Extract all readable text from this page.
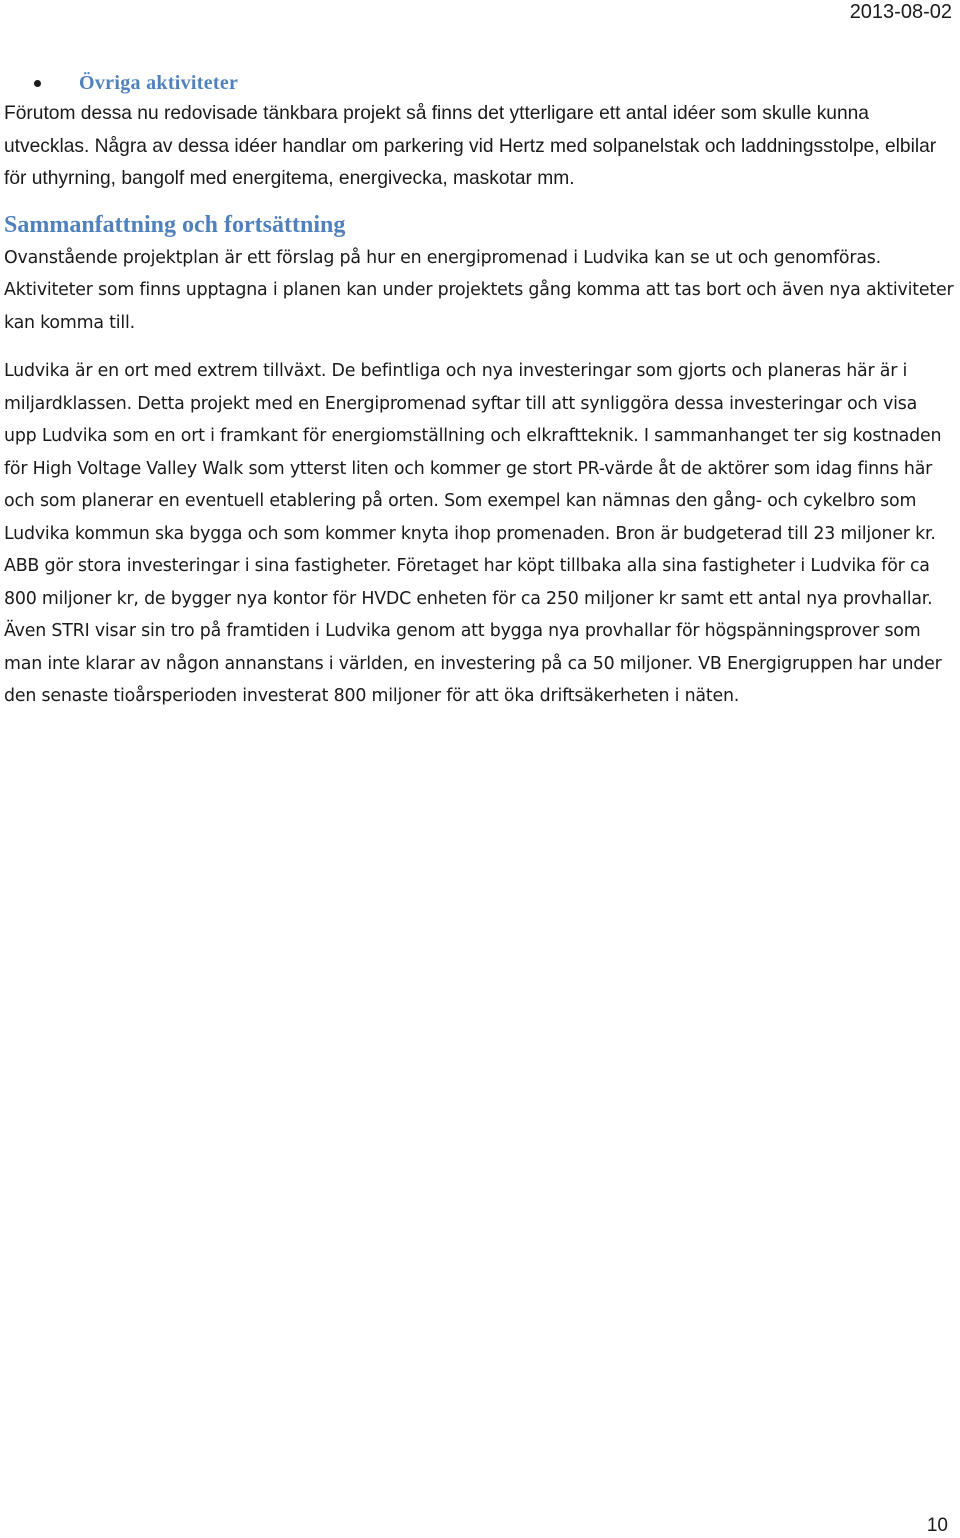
2013-08-02
Övriga aktiviteter

Förutom dessa nu redovisade tänkbara projekt så finns det ytterligare ett antal idéer som skulle kunna utvecklas. Några av dessa idéer handlar om parkering vid Hertz med solpanelstak och laddningsstolpe, elbilar för uthyrning, bangolf med energitema, energivecka, maskotar mm.

Sammanfattning och fortsättning

Ovanstående projektplan är ett förslag på hur en energipromenad i Ludvika kan se ut och genomföras. Aktiviteter som finns upptagna i planen kan under projektets gång komma att tas bort och även nya aktiviteter kan komma till.

Ludvika är en ort med extrem tillväxt. De befintliga och nya investeringar som gjorts och planeras här är i miljardklassen. Detta projekt med en Energipromenad syftar till att synliggöra dessa investeringar och visa upp Ludvika som en ort i framkant för energiomställning och elkraftteknik. I sammanhanget ter sig kostnaden för High Voltage Valley Walk som ytterst liten och kommer ge stort PR-värde åt de aktörer som idag finns här och som planerar en eventuell etablering på orten. Som exempel kan nämnas den gång- och cykelbro som Ludvika kommun ska bygga och som kommer knyta ihop promenaden. Bron är budgeterad till 23 miljoner kr. ABB gör stora investeringar i sina fastigheter. Företaget har köpt tillbaka alla sina fastigheter i Ludvika för ca 800 miljoner kr, de bygger nya kontor för HVDC enheten för ca 250 miljoner kr samt ett antal nya provhallar. Även STRI visar sin tro på framtiden i Ludvika genom att bygga nya provhallar för högspänningsprover som man inte klarar av någon annanstans i världen, en investering på ca 50 miljoner. VB Energigruppen har under den senaste tioårsperioden investerat 800 miljoner för att öka driftsäkerheten i näten.

10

===============

TASK DETAILS:
Each line above that contains the word "aktiviteter" must be copied.

ANSWER TO THIS EXERCISE:
Övriga aktiviteter
Ovanstående projektplan är ett förslag på hur en energipromenad i Ludvika kan se ut och genomföras. Aktiviteter som finns upptagna i planen kan under projektets gång komma att tas bort och även nya aktiviteter kan komma till.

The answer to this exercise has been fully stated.